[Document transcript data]
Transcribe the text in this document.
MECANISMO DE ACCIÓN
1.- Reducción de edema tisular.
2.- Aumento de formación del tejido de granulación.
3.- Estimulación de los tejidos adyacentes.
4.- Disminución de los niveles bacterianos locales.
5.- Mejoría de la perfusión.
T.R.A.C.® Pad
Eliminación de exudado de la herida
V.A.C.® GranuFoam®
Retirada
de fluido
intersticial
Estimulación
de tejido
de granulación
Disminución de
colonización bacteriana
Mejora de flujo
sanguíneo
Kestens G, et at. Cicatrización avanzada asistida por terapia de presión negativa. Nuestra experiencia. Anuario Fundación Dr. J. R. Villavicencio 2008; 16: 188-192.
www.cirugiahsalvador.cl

* * *

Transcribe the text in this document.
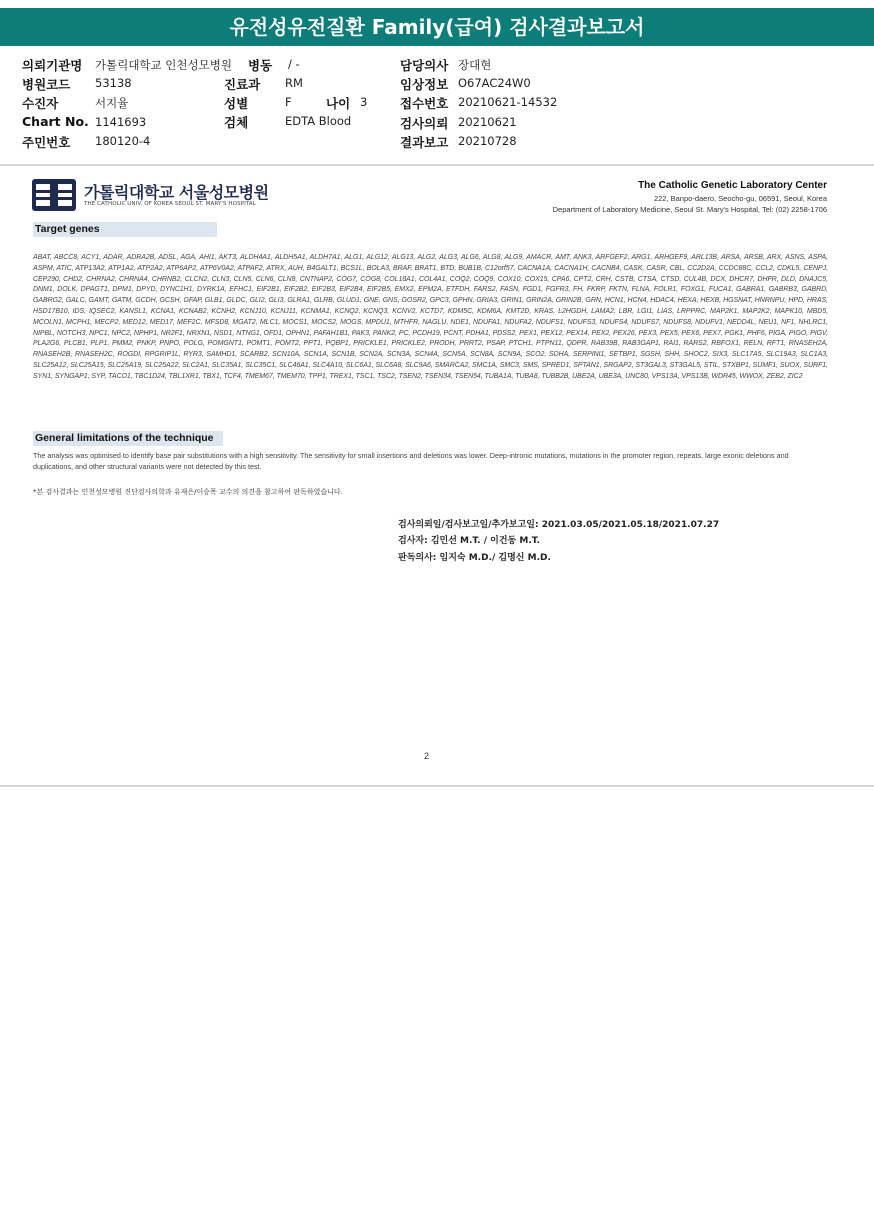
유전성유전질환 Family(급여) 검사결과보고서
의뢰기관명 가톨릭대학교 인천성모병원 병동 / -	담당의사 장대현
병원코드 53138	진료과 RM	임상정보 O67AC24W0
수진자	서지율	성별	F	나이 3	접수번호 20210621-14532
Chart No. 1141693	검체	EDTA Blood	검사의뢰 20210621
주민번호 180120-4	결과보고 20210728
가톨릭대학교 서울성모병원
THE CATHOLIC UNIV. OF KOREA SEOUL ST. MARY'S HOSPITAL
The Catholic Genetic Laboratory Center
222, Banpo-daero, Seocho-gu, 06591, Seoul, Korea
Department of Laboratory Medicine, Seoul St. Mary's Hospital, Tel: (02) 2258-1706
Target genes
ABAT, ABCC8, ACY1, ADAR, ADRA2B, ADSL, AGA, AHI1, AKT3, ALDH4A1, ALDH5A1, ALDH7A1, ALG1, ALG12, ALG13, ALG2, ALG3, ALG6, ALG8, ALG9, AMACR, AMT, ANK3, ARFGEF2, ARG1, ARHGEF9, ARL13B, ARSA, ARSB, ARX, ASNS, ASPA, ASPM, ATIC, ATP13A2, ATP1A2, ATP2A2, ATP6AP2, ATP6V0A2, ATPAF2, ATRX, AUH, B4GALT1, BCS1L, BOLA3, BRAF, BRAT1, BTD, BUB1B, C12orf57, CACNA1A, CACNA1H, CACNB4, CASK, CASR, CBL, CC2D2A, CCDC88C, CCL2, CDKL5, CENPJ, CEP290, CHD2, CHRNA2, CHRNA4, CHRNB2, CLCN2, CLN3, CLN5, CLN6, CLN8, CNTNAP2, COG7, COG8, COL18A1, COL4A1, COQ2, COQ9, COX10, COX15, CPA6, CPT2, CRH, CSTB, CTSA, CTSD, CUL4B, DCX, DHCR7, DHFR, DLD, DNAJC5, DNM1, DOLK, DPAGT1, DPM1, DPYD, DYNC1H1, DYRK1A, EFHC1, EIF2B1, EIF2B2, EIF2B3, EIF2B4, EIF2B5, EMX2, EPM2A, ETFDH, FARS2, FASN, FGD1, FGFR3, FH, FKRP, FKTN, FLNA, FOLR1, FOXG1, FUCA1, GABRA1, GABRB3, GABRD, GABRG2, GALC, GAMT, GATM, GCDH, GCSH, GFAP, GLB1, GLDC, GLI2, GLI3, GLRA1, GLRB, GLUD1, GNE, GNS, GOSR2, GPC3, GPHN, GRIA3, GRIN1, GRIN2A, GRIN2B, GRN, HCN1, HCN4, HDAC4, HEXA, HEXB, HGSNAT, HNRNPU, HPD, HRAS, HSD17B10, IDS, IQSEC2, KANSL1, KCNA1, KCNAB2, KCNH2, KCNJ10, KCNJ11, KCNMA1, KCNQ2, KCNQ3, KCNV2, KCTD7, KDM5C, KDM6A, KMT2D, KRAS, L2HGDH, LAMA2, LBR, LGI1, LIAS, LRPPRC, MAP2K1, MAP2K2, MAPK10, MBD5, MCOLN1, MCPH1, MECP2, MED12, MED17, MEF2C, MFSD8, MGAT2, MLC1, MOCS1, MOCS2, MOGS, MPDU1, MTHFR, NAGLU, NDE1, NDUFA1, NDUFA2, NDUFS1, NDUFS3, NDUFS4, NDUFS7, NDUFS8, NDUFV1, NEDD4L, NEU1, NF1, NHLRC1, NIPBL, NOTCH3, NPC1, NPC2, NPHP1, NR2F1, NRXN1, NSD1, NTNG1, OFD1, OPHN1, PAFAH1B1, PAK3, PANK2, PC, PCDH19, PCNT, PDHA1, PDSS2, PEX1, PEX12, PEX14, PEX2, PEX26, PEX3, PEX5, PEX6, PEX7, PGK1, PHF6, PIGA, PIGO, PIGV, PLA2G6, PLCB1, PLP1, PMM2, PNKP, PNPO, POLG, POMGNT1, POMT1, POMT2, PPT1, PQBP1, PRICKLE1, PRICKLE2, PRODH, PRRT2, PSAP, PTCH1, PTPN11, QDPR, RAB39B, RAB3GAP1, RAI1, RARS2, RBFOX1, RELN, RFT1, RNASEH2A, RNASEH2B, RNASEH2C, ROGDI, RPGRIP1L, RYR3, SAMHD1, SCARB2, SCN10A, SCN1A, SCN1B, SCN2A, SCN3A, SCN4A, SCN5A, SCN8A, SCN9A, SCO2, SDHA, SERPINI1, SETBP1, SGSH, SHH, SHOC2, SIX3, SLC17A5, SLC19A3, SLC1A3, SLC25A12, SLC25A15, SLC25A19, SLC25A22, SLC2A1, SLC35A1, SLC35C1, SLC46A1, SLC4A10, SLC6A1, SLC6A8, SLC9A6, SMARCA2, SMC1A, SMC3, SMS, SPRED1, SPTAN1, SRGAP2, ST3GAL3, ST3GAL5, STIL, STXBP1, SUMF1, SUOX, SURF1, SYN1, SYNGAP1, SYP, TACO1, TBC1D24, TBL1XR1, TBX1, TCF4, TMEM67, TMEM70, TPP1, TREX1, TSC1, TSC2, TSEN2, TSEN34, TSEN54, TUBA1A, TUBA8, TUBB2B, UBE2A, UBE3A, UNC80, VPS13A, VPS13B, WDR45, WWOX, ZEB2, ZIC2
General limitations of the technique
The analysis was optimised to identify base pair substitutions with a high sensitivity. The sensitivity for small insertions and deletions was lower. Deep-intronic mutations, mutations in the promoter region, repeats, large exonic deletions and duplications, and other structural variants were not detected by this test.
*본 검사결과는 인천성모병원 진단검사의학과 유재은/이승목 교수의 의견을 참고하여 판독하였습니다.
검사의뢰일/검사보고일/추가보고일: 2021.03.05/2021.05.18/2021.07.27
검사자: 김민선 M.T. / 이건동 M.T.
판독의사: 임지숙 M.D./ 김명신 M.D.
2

• [Your instructions] Which of the lines above carry the string "가톨릭대학교"? Pick them out and copy them.

• [Expected answer]
의뢰기관명 가톨릭대학교 인천성모병원 병동 / -	담당의사 장대현
가톨릭대학교 서울성모병원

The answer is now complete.